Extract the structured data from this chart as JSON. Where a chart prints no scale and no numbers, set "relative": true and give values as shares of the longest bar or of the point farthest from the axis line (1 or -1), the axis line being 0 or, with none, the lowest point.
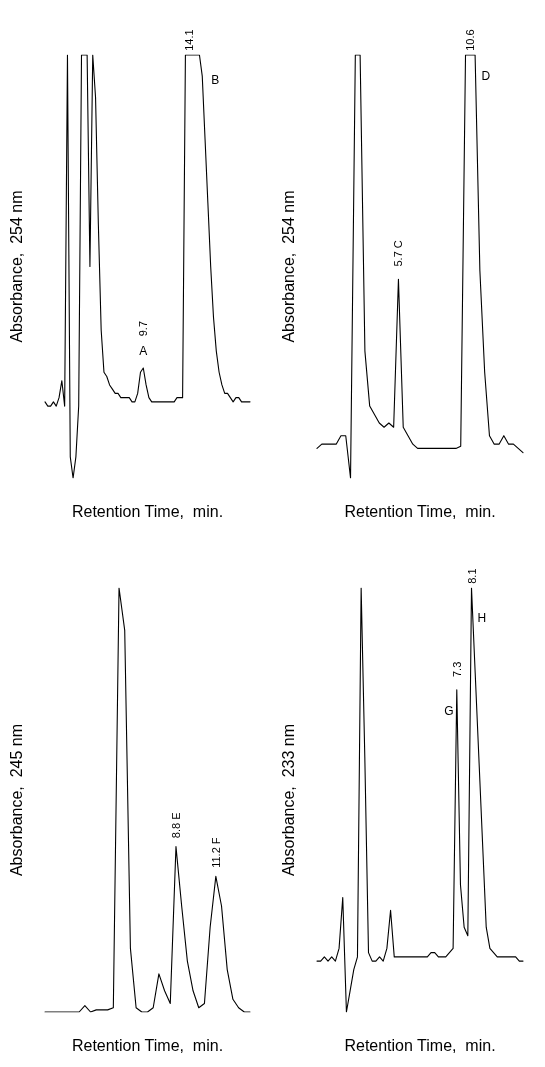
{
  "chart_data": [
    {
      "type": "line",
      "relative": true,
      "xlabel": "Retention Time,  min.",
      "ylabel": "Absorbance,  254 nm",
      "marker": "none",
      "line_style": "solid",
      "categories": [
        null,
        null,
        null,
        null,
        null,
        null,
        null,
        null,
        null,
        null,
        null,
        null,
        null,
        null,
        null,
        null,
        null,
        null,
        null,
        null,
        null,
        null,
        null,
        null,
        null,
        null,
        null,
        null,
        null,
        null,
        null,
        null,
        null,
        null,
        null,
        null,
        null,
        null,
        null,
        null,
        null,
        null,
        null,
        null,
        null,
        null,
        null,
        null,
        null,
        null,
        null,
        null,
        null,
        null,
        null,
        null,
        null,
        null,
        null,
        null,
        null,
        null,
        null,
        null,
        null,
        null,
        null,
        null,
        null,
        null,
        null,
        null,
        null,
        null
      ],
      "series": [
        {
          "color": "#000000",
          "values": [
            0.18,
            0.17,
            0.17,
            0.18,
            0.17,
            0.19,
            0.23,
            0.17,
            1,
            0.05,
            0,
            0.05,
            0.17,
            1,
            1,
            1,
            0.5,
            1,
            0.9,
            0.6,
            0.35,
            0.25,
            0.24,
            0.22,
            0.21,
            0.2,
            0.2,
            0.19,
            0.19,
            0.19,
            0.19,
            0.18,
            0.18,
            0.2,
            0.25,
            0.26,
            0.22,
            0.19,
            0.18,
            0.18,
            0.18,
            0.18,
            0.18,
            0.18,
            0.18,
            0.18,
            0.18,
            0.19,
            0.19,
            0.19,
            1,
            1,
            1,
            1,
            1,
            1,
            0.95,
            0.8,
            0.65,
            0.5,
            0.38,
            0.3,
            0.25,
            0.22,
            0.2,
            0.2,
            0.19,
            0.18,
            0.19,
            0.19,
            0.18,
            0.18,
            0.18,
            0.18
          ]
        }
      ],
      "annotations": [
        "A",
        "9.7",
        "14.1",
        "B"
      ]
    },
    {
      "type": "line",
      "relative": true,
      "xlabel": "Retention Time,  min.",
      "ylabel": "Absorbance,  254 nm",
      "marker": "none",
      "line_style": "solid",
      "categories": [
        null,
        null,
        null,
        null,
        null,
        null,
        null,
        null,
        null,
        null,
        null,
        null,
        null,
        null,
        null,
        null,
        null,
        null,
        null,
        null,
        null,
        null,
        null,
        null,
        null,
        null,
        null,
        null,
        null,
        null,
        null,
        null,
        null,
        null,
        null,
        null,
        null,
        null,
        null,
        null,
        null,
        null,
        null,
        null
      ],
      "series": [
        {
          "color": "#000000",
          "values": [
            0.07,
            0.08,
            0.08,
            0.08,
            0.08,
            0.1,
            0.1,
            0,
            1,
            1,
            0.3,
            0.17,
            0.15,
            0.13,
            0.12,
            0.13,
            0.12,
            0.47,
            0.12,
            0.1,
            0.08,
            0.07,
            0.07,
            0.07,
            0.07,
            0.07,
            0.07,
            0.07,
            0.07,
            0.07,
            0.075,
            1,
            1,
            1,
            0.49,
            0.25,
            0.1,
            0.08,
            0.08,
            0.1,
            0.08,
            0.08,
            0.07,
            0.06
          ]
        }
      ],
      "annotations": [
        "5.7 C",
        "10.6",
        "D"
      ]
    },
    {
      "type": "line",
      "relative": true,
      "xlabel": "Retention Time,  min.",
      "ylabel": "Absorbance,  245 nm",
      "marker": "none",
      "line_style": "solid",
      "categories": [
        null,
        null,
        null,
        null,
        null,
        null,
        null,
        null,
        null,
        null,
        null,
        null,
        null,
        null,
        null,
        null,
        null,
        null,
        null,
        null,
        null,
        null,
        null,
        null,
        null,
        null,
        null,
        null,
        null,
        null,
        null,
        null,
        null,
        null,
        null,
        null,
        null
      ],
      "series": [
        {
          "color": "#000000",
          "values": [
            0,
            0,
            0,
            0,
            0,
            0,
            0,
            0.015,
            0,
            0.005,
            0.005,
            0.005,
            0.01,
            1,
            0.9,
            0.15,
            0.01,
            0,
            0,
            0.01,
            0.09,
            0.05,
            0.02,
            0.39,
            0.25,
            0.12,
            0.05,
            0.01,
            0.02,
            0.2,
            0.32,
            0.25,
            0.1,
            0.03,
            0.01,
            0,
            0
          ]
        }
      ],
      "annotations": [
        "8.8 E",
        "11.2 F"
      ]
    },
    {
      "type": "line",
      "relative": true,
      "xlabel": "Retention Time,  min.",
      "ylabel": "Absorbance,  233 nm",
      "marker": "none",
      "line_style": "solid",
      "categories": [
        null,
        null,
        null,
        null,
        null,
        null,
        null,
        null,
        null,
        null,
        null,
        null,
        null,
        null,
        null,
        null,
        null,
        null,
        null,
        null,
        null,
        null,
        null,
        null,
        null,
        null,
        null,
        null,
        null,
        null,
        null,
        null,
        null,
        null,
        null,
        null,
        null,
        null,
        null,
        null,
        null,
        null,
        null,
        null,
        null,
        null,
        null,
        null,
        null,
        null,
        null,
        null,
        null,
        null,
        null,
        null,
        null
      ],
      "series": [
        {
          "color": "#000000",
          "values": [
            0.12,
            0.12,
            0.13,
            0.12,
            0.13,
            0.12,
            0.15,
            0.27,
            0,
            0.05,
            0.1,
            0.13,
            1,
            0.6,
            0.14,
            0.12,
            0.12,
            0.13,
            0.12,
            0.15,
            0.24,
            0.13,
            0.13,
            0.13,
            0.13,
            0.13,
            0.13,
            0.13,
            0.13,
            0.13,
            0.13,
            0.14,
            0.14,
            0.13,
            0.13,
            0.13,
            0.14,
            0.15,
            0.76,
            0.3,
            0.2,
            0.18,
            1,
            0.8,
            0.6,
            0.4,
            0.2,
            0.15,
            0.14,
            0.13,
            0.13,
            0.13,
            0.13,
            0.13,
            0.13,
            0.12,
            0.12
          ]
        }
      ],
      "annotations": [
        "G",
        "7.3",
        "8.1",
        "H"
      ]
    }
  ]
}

********************

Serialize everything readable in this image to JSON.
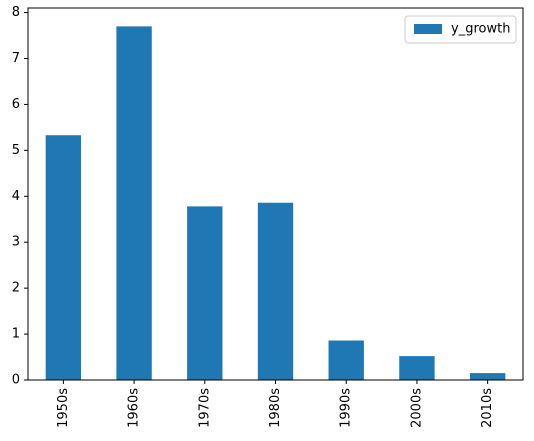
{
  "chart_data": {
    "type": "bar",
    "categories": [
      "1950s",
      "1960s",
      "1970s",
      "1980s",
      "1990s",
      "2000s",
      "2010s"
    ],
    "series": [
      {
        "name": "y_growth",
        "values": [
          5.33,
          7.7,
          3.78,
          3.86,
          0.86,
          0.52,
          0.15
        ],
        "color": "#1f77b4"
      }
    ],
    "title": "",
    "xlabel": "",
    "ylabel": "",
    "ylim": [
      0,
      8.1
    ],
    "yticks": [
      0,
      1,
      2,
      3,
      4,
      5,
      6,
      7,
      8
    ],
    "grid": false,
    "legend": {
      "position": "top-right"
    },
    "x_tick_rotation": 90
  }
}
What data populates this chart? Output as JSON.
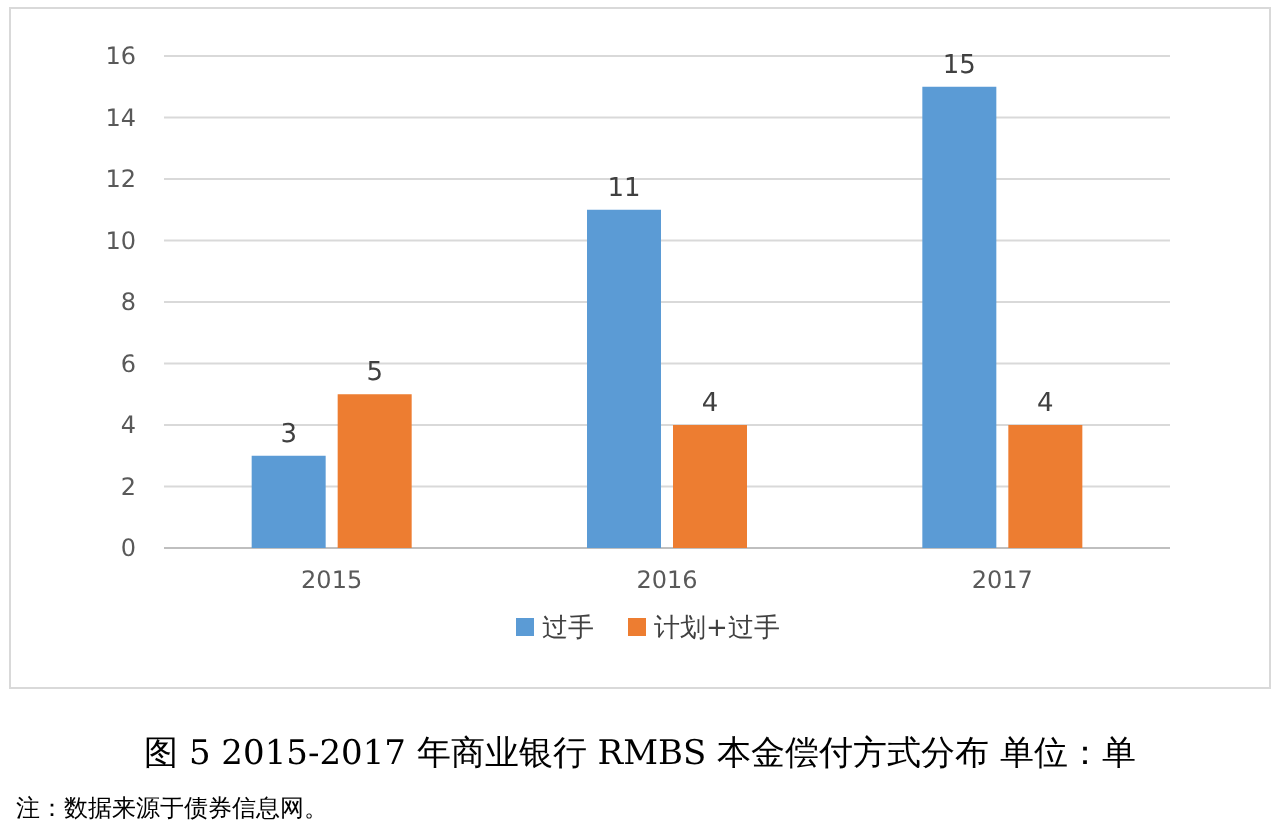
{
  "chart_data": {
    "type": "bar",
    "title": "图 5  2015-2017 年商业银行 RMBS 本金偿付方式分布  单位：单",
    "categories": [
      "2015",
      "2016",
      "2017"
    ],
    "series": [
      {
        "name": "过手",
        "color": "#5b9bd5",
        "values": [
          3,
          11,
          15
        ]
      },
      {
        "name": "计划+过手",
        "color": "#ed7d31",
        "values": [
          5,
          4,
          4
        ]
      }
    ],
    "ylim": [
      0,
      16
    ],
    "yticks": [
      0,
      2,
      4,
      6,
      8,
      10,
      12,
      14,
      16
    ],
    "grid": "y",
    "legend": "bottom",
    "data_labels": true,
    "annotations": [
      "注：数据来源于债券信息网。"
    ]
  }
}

********************

Working from the entries above, return all lines that contain "Absorbance".

      "ylabel": "Absorbance,  254 nm",
      "ylabel": "Absorbance,  254 nm",
      "ylabel": "Absorbance,  245 nm",
      "ylabel": "Absorbance,  233 nm",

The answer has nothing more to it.